PROBLEM TO SOLVE: Say how many lines contain "Extract"; the answer is the number alone.

SUPPLIED MATERIAL:
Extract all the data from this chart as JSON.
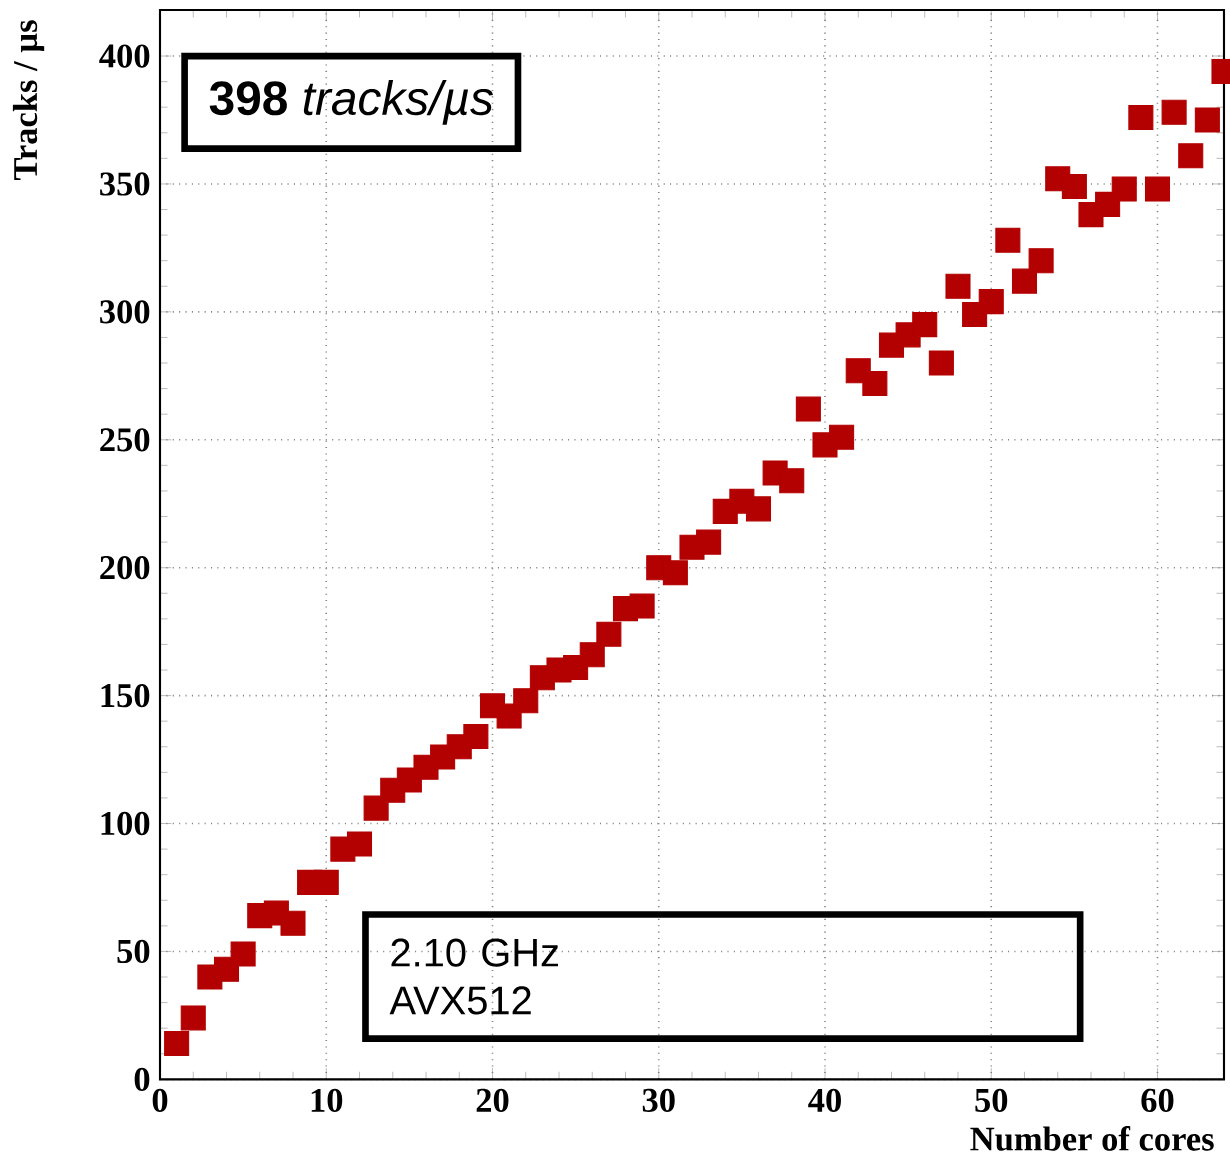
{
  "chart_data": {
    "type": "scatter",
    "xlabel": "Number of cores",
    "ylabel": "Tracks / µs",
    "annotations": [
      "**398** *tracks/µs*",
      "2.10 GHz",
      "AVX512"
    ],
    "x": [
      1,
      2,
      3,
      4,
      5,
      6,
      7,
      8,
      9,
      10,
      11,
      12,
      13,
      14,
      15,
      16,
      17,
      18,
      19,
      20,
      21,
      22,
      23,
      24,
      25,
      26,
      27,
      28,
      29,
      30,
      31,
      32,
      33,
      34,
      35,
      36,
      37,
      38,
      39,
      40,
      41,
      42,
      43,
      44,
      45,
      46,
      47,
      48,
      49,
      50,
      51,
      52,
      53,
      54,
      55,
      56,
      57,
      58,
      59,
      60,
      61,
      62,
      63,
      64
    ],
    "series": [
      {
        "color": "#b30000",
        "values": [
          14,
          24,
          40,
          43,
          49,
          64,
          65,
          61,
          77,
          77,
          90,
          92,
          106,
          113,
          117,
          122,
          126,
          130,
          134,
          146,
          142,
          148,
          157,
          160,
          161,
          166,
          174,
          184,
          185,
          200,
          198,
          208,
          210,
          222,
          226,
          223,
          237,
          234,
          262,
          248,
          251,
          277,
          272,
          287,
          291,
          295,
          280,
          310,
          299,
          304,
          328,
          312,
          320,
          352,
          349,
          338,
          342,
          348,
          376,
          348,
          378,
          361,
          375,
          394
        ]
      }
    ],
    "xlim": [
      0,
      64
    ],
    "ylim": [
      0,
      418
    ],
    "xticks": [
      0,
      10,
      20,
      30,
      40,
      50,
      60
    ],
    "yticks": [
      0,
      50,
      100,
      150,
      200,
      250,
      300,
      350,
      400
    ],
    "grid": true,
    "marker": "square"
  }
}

--

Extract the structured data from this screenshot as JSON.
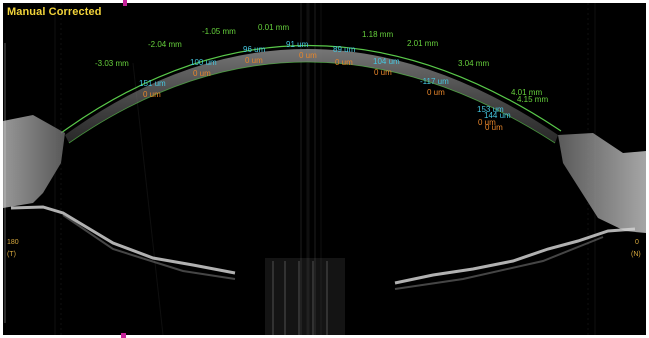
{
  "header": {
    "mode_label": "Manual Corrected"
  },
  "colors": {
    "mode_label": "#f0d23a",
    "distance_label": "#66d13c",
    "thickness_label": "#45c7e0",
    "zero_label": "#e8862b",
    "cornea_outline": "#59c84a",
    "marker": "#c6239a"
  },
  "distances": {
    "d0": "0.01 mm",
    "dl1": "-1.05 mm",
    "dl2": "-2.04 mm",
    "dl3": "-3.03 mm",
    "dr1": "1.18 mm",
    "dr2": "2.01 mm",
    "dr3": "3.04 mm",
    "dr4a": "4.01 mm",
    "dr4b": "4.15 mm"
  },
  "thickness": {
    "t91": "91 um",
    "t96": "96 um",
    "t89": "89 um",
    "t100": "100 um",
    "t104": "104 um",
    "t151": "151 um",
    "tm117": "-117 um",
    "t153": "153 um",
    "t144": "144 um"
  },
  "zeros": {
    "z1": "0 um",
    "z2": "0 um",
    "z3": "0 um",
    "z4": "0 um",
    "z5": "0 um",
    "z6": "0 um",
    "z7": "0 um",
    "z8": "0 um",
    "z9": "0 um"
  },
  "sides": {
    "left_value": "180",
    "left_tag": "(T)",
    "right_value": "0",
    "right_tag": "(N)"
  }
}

SOLUTION: 2